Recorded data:
-----
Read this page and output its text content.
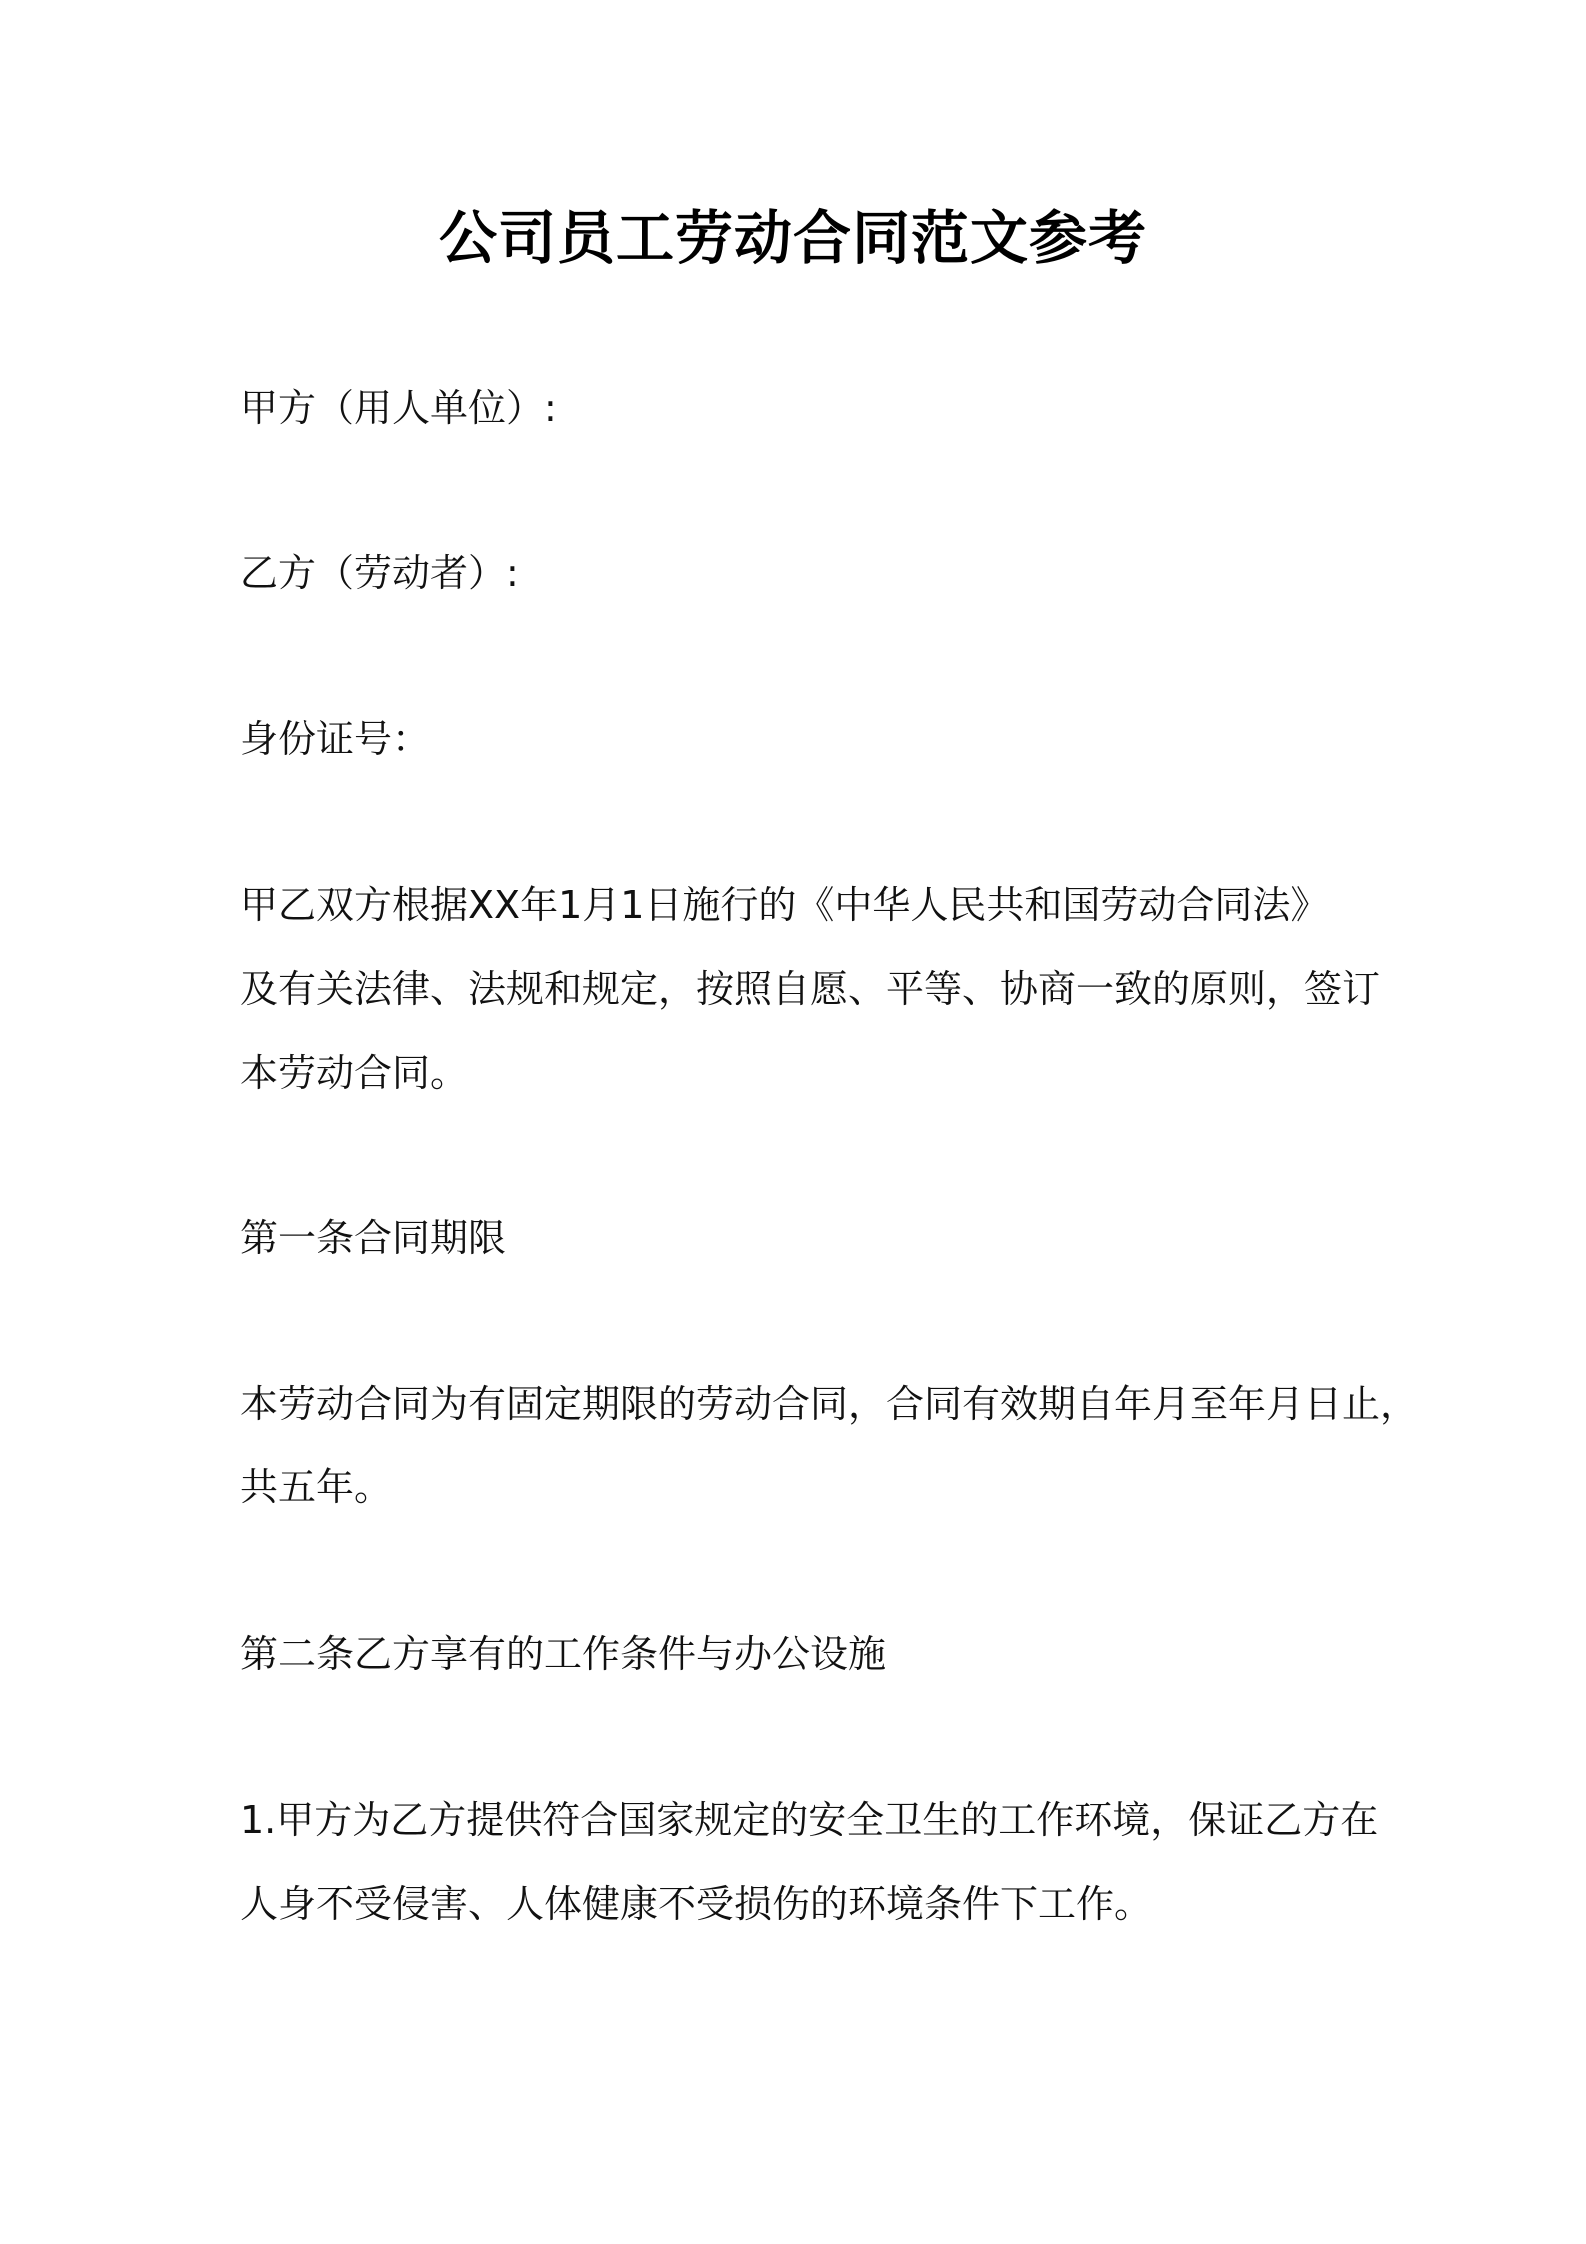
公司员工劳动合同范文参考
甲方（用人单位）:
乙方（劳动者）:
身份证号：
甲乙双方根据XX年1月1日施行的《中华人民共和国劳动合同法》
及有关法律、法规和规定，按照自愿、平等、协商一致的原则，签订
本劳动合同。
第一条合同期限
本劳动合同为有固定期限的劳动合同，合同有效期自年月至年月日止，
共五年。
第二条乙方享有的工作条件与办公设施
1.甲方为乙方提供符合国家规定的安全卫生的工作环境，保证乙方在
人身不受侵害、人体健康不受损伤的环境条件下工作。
-----
Reproduce the data verbatim. Do not carry any picture into the copy.

**Answer to the problem**
Read this page and output its text content.
公司员工劳动合同范文参考
甲方（用人单位）:
乙方（劳动者）:
身份证号：
甲乙双方根据XX年1月1日施行的《中华人民共和国劳动合同法》
及有关法律、法规和规定，按照自愿、平等、协商一致的原则，签订
本劳动合同。
第一条合同期限
本劳动合同为有固定期限的劳动合同，合同有效期自年月至年月日止，
共五年。
第二条乙方享有的工作条件与办公设施
1.甲方为乙方提供符合国家规定的安全卫生的工作环境，保证乙方在
人身不受侵害、人体健康不受损伤的环境条件下工作。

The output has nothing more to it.